- **TASK INSTRUCTIONS**:
Set down all of the data that follows word for word, without the images.

Collected data

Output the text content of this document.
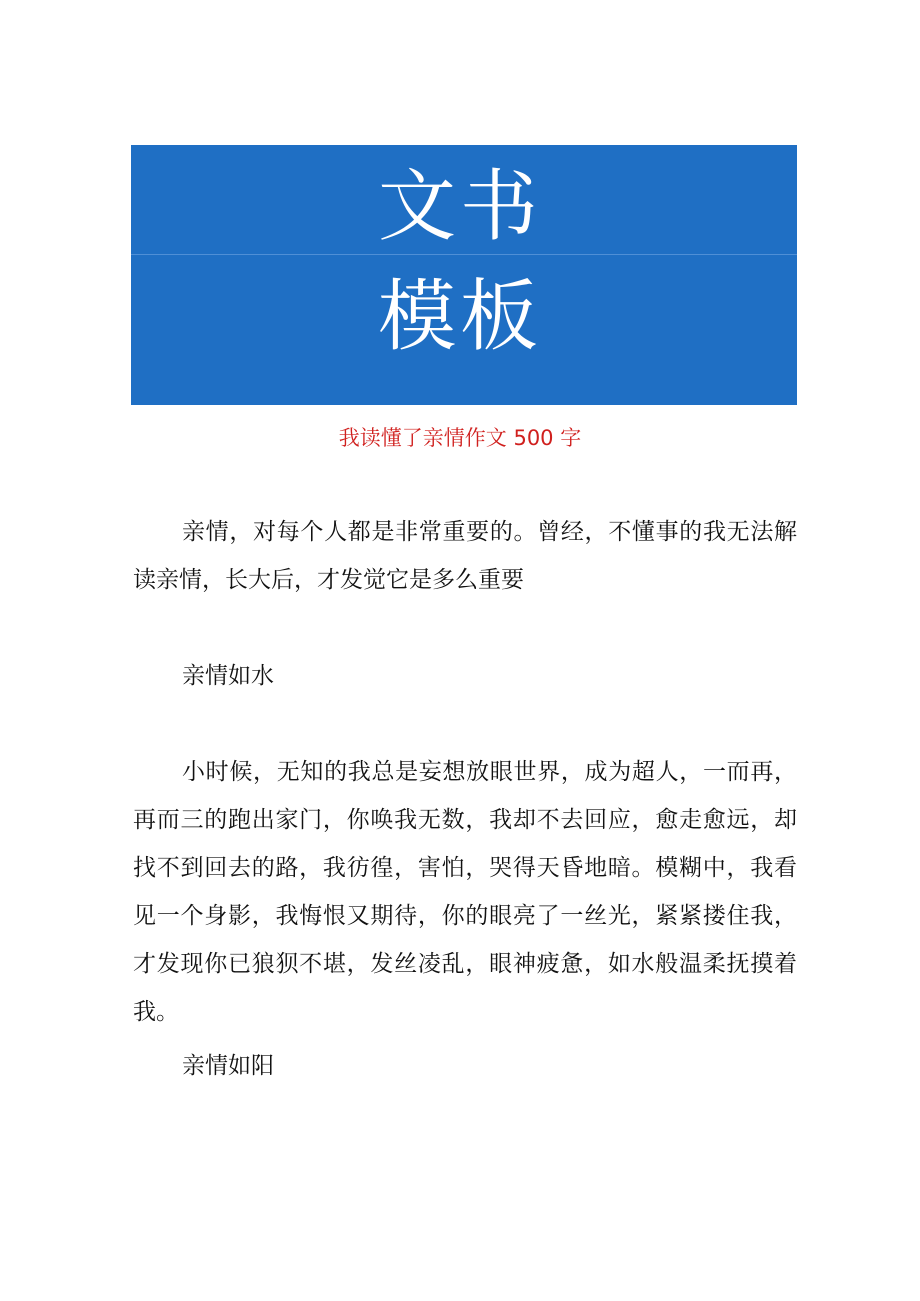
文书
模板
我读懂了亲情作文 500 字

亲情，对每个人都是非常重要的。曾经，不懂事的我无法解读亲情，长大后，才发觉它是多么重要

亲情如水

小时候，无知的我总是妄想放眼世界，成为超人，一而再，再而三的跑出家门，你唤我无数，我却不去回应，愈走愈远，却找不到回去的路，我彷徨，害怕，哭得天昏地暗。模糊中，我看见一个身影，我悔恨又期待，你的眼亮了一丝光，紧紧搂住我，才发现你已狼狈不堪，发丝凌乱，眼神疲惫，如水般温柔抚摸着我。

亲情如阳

- **ANSWER TO THE TASK**:
Output the text content of this document.
文书
模板
我读懂了亲情作文 500 字

亲情，对每个人都是非常重要的。曾经，不懂事的我无法解读亲情，长大后，才发觉它是多么重要

亲情如水

小时候，无知的我总是妄想放眼世界，成为超人，一而再，再而三的跑出家门，你唤我无数，我却不去回应，愈走愈远，却找不到回去的路，我彷徨，害怕，哭得天昏地暗。模糊中，我看见一个身影，我悔恨又期待，你的眼亮了一丝光，紧紧搂住我，才发现你已狼狈不堪，发丝凌乱，眼神疲惫，如水般温柔抚摸着我。

亲情如阳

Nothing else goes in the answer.